TASK INSTRUCTIONS:
Could you write out every entry exactly as it stands?

Some records
____

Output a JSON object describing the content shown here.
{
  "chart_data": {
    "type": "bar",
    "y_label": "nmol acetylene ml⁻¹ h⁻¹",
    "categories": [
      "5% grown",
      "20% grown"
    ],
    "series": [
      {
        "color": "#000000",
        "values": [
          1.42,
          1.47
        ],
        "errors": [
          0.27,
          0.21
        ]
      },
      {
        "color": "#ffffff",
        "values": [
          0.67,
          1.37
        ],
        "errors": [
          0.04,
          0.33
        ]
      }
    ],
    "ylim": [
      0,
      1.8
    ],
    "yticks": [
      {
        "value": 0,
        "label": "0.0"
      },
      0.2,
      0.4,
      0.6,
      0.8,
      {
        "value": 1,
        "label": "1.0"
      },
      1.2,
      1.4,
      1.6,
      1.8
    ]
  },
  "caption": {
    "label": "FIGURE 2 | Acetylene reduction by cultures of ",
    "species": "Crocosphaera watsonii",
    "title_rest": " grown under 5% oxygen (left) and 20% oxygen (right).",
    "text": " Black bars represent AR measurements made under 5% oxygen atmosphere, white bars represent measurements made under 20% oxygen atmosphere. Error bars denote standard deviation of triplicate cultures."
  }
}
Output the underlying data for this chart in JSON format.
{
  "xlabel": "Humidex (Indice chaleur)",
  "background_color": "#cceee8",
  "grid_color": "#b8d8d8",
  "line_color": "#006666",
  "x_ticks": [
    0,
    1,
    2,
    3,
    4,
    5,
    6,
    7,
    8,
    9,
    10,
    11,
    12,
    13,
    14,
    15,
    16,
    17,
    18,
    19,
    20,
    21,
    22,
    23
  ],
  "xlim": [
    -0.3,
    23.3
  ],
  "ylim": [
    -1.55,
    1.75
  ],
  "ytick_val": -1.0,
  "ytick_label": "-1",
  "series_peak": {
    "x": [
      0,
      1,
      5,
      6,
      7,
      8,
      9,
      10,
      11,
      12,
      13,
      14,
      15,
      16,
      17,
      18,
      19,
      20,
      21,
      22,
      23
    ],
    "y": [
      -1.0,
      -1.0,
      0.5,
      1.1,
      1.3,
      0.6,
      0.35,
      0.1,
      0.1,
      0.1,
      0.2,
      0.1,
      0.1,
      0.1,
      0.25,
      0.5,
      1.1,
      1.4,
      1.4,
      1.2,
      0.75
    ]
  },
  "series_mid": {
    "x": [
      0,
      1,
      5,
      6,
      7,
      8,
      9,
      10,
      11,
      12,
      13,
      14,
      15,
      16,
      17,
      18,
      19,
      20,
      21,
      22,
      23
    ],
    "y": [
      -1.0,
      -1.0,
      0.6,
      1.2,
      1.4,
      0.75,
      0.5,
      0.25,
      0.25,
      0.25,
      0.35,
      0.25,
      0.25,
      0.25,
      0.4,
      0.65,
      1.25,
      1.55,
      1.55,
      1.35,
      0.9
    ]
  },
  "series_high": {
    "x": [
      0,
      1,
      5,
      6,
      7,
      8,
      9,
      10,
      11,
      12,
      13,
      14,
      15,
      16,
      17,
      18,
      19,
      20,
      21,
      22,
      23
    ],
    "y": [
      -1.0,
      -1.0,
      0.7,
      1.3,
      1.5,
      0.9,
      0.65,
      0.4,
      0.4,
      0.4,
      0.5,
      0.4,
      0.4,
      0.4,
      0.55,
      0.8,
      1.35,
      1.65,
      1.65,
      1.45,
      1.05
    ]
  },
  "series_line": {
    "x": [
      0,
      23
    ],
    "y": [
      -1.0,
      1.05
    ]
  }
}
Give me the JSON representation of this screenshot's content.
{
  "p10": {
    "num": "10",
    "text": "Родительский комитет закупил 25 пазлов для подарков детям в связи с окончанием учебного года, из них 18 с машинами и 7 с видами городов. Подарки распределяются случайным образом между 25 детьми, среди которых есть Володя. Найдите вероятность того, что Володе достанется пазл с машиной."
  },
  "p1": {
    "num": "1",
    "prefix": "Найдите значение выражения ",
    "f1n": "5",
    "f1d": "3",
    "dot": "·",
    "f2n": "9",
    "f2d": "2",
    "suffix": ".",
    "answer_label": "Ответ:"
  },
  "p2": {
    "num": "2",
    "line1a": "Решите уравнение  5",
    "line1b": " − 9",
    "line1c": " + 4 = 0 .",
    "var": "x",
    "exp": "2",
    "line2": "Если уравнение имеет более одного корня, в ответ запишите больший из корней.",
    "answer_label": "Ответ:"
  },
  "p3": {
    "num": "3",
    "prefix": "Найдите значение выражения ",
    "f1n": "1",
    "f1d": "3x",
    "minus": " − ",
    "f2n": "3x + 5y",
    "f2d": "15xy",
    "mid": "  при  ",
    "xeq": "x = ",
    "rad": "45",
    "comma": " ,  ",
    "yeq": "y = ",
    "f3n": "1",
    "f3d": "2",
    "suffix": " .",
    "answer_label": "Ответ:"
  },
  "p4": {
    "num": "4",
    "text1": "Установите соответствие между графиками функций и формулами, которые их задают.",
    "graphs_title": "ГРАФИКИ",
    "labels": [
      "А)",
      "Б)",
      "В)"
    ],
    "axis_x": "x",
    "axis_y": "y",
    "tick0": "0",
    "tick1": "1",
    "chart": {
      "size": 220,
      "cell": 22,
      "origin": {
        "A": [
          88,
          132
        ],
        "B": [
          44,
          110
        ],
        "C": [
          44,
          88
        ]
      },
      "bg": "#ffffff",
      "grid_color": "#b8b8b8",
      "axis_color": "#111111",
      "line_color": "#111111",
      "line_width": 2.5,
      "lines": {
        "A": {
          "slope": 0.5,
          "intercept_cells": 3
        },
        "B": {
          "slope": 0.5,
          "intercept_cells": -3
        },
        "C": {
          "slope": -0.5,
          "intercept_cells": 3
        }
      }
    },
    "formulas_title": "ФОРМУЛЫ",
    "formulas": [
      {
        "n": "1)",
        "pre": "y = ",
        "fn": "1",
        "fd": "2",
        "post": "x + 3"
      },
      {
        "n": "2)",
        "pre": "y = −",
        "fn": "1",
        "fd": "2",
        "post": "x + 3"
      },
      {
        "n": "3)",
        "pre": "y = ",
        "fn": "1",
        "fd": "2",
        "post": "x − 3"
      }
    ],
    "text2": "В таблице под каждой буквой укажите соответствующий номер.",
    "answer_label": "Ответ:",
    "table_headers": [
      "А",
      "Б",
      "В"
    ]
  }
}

____

SOLUTION BELOW:
Output a JSON object describing the content shown here.
{
  "chart_data": {
    "type": "bar",
    "y_label": "nmol acetylene ml⁻¹ h⁻¹",
    "categories": [
      "5% grown",
      "20% grown"
    ],
    "series": [
      {
        "color": "#000000",
        "values": [
          1.42,
          1.47
        ],
        "errors": [
          0.27,
          0.21
        ]
      },
      {
        "color": "#ffffff",
        "values": [
          0.67,
          1.37
        ],
        "errors": [
          0.04,
          0.33
        ]
      }
    ],
    "ylim": [
      0,
      1.8
    ],
    "yticks": [
      {
        "value": 0,
        "label": "0.0"
      },
      0.2,
      0.4,
      0.6,
      0.8,
      {
        "value": 1,
        "label": "1.0"
      },
      1.2,
      1.4,
      1.6,
      1.8
    ]
  },
  "caption": {
    "label": "FIGURE 2 | Acetylene reduction by cultures of ",
    "species": "Crocosphaera watsonii",
    "title_rest": " grown under 5% oxygen (left) and 20% oxygen (right).",
    "text": " Black bars represent AR measurements made under 5% oxygen atmosphere, white bars represent measurements made under 20% oxygen atmosphere. Error bars denote standard deviation of triplicate cultures."
  }
}
Output the underlying data for this chart in JSON format.
{
  "xlabel": "Humidex (Indice chaleur)",
  "background_color": "#cceee8",
  "grid_color": "#b8d8d8",
  "line_color": "#006666",
  "x_ticks": [
    0,
    1,
    2,
    3,
    4,
    5,
    6,
    7,
    8,
    9,
    10,
    11,
    12,
    13,
    14,
    15,
    16,
    17,
    18,
    19,
    20,
    21,
    22,
    23
  ],
  "xlim": [
    -0.3,
    23.3
  ],
  "ylim": [
    -1.55,
    1.75
  ],
  "ytick_val": -1.0,
  "ytick_label": "-1",
  "series_peak": {
    "x": [
      0,
      1,
      5,
      6,
      7,
      8,
      9,
      10,
      11,
      12,
      13,
      14,
      15,
      16,
      17,
      18,
      19,
      20,
      21,
      22,
      23
    ],
    "y": [
      -1.0,
      -1.0,
      0.5,
      1.1,
      1.3,
      0.6,
      0.35,
      0.1,
      0.1,
      0.1,
      0.2,
      0.1,
      0.1,
      0.1,
      0.25,
      0.5,
      1.1,
      1.4,
      1.4,
      1.2,
      0.75
    ]
  },
  "series_mid": {
    "x": [
      0,
      1,
      5,
      6,
      7,
      8,
      9,
      10,
      11,
      12,
      13,
      14,
      15,
      16,
      17,
      18,
      19,
      20,
      21,
      22,
      23
    ],
    "y": [
      -1.0,
      -1.0,
      0.6,
      1.2,
      1.4,
      0.75,
      0.5,
      0.25,
      0.25,
      0.25,
      0.35,
      0.25,
      0.25,
      0.25,
      0.4,
      0.65,
      1.25,
      1.55,
      1.55,
      1.35,
      0.9
    ]
  },
  "series_high": {
    "x": [
      0,
      1,
      5,
      6,
      7,
      8,
      9,
      10,
      11,
      12,
      13,
      14,
      15,
      16,
      17,
      18,
      19,
      20,
      21,
      22,
      23
    ],
    "y": [
      -1.0,
      -1.0,
      0.7,
      1.3,
      1.5,
      0.9,
      0.65,
      0.4,
      0.4,
      0.4,
      0.5,
      0.4,
      0.4,
      0.4,
      0.55,
      0.8,
      1.35,
      1.65,
      1.65,
      1.45,
      1.05
    ]
  },
  "series_line": {
    "x": [
      0,
      23
    ],
    "y": [
      -1.0,
      1.05
    ]
  }
}
Give me the JSON representation of this screenshot's content.
{
  "p10": {
    "num": "10",
    "text": "Родительский комитет закупил 25 пазлов для подарков детям в связи с окончанием учебного года, из них 18 с машинами и 7 с видами городов. Подарки распределяются случайным образом между 25 детьми, среди которых есть Володя. Найдите вероятность того, что Володе достанется пазл с машиной."
  },
  "p1": {
    "num": "1",
    "prefix": "Найдите значение выражения ",
    "f1n": "5",
    "f1d": "3",
    "dot": "·",
    "f2n": "9",
    "f2d": "2",
    "suffix": ".",
    "answer_label": "Ответ:"
  },
  "p2": {
    "num": "2",
    "line1a": "Решите уравнение  5",
    "line1b": " − 9",
    "line1c": " + 4 = 0 .",
    "var": "x",
    "exp": "2",
    "line2": "Если уравнение имеет более одного корня, в ответ запишите больший из корней.",
    "answer_label": "Ответ:"
  },
  "p3": {
    "num": "3",
    "prefix": "Найдите значение выражения ",
    "f1n": "1",
    "f1d": "3x",
    "minus": " − ",
    "f2n": "3x + 5y",
    "f2d": "15xy",
    "mid": "  при  ",
    "xeq": "x = ",
    "rad": "45",
    "comma": " ,  ",
    "yeq": "y = ",
    "f3n": "1",
    "f3d": "2",
    "suffix": " .",
    "answer_label": "Ответ:"
  },
  "p4": {
    "num": "4",
    "text1": "Установите соответствие между графиками функций и формулами, которые их задают.",
    "graphs_title": "ГРАФИКИ",
    "labels": [
      "А)",
      "Б)",
      "В)"
    ],
    "axis_x": "x",
    "axis_y": "y",
    "tick0": "0",
    "tick1": "1",
    "chart": {
      "size": 220,
      "cell": 22,
      "origin": {
        "A": [
          88,
          132
        ],
        "B": [
          44,
          110
        ],
        "C": [
          44,
          88
        ]
      },
      "bg": "#ffffff",
      "grid_color": "#b8b8b8",
      "axis_color": "#111111",
      "line_color": "#111111",
      "line_width": 2.5,
      "lines": {
        "A": {
          "slope": 0.5,
          "intercept_cells": 3
        },
        "B": {
          "slope": 0.5,
          "intercept_cells": -3
        },
        "C": {
          "slope": -0.5,
          "intercept_cells": 3
        }
      }
    },
    "formulas_title": "ФОРМУЛЫ",
    "formulas": [
      {
        "n": "1)",
        "pre": "y = ",
        "fn": "1",
        "fd": "2",
        "post": "x + 3"
      },
      {
        "n": "2)",
        "pre": "y = −",
        "fn": "1",
        "fd": "2",
        "post": "x + 3"
      },
      {
        "n": "3)",
        "pre": "y = ",
        "fn": "1",
        "fd": "2",
        "post": "x − 3"
      }
    ],
    "text2": "В таблице под каждой буквой укажите соответствующий номер.",
    "answer_label": "Ответ:",
    "table_headers": [
      "А",
      "Б",
      "В"
    ]
  }
}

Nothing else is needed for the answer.